======== Record set

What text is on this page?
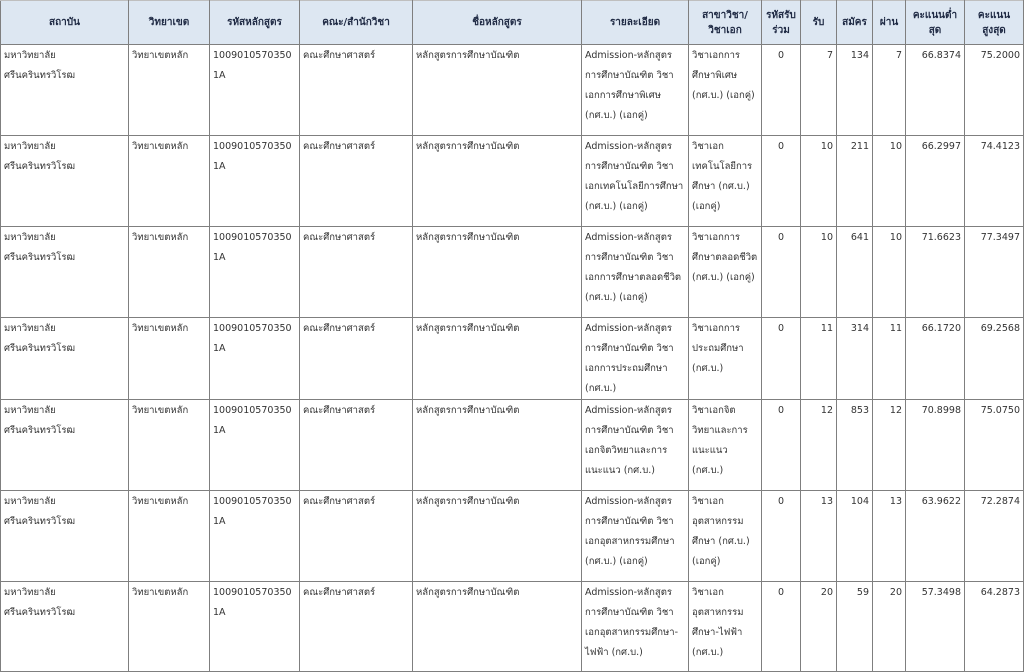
สถาบัน	วิทยาเขต	รหัสหลักสูตร	คณะ/สำนักวิชา	ชื่อหลักสูตร	รายละเอียด	สาขาวิชา/ วิชาเอก	รหัสรับร่วม	รับ	สมัคร	ผ่าน	คะแนนต่ำสุด	คะแนนสูงสุด
มหาวิทยาลัยศรีนครินทรวิโรฒ	วิทยาเขตหลัก	10090105703501A	คณะศึกษาศาสตร์	หลักสูตรการศึกษาบัณฑิต	Admission-หลักสูตรการศึกษาบัณฑิต วิชาเอกการศึกษาพิเศษ (กศ.บ.) (เอกคู่)	วิชาเอกการศึกษาพิเศษ (กศ.บ.) (เอกคู่)	0	7	134	7	66.8374	75.2000
มหาวิทยาลัยศรีนครินทรวิโรฒ	วิทยาเขตหลัก	10090105703501A	คณะศึกษาศาสตร์	หลักสูตรการศึกษาบัณฑิต	Admission-หลักสูตรการศึกษาบัณฑิต วิชาเอกเทคโนโลยีการศึกษา (กศ.บ.) (เอกคู่)	วิชาเอกเทคโนโลยีการศึกษา (กศ.บ.) (เอกคู่)	0	10	211	10	66.2997	74.4123
มหาวิทยาลัยศรีนครินทรวิโรฒ	วิทยาเขตหลัก	10090105703501A	คณะศึกษาศาสตร์	หลักสูตรการศึกษาบัณฑิต	Admission-หลักสูตรการศึกษาบัณฑิต วิชาเอกการศึกษาตลอดชีวิต (กศ.บ.) (เอกคู่)	วิชาเอกการศึกษาตลอดชีวิต (กศ.บ.) (เอกคู่)	0	10	641	10	71.6623	77.3497
มหาวิทยาลัยศรีนครินทรวิโรฒ	วิทยาเขตหลัก	10090105703501A	คณะศึกษาศาสตร์	หลักสูตรการศึกษาบัณฑิต	Admission-หลักสูตรการศึกษาบัณฑิต วิชาเอกการประถมศึกษา (กศ.บ.)	วิชาเอกการประถมศึกษา (กศ.บ.)	0	11	314	11	66.1720	69.2568
มหาวิทยาลัยศรีนครินทรวิโรฒ	วิทยาเขตหลัก	10090105703501A	คณะศึกษาศาสตร์	หลักสูตรการศึกษาบัณฑิต	Admission-หลักสูตรการศึกษาบัณฑิต วิชาเอกจิตวิทยาและการแนะแนว (กศ.บ.)	วิชาเอกจิตวิทยาและการแนะแนว (กศ.บ.)	0	12	853	12	70.8998	75.0750
มหาวิทยาลัยศรีนครินทรวิโรฒ	วิทยาเขตหลัก	10090105703501A	คณะศึกษาศาสตร์	หลักสูตรการศึกษาบัณฑิต	Admission-หลักสูตรการศึกษาบัณฑิต วิชาเอกอุตสาหกรรมศึกษา (กศ.บ.) (เอกคู่)	วิชาเอกอุตสาหกรรมศึกษา (กศ.บ.) (เอกคู่)	0	13	104	13	63.9622	72.2874
มหาวิทยาลัยศรีนครินทรวิโรฒ	วิทยาเขตหลัก	10090105703501A	คณะศึกษาศาสตร์	หลักสูตรการศึกษาบัณฑิต	Admission-หลักสูตรการศึกษาบัณฑิต วิชาเอกอุตสาหกรรมศึกษา-ไฟฟ้า (กศ.บ.)	วิชาเอกอุตสาหกรรมศึกษา-ไฟฟ้า (กศ.บ.)	0	20	59	20	57.3498	64.2873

================

__Task__.
Copy all lines of the listing above that contain the string "ชาเอกอ".

__Answer to the exercise__.
มหาวิทยาลัยศรีนครินทรวิโรฒ	วิทยาเขตหลัก	10090105703501A	คณะศึกษาศาสตร์	หลักสูตรการศึกษาบัณฑิต	Admission-หลักสูตรการศึกษาบัณฑิต วิชาเอกอุตสาหกรรมศึกษา (กศ.บ.) (เอกคู่)	วิชาเอกอุตสาหกรรมศึกษา (กศ.บ.) (เอกคู่)	0	13	104	13	63.9622	72.2874
มหาวิทยาลัยศรีนครินทรวิโรฒ	วิทยาเขตหลัก	10090105703501A	คณะศึกษาศาสตร์	หลักสูตรการศึกษาบัณฑิต	Admission-หลักสูตรการศึกษาบัณฑิต วิชาเอกอุตสาหกรรมศึกษา-ไฟฟ้า (กศ.บ.)	วิชาเอกอุตสาหกรรมศึกษา-ไฟฟ้า (กศ.บ.)	0	20	59	20	57.3498	64.2873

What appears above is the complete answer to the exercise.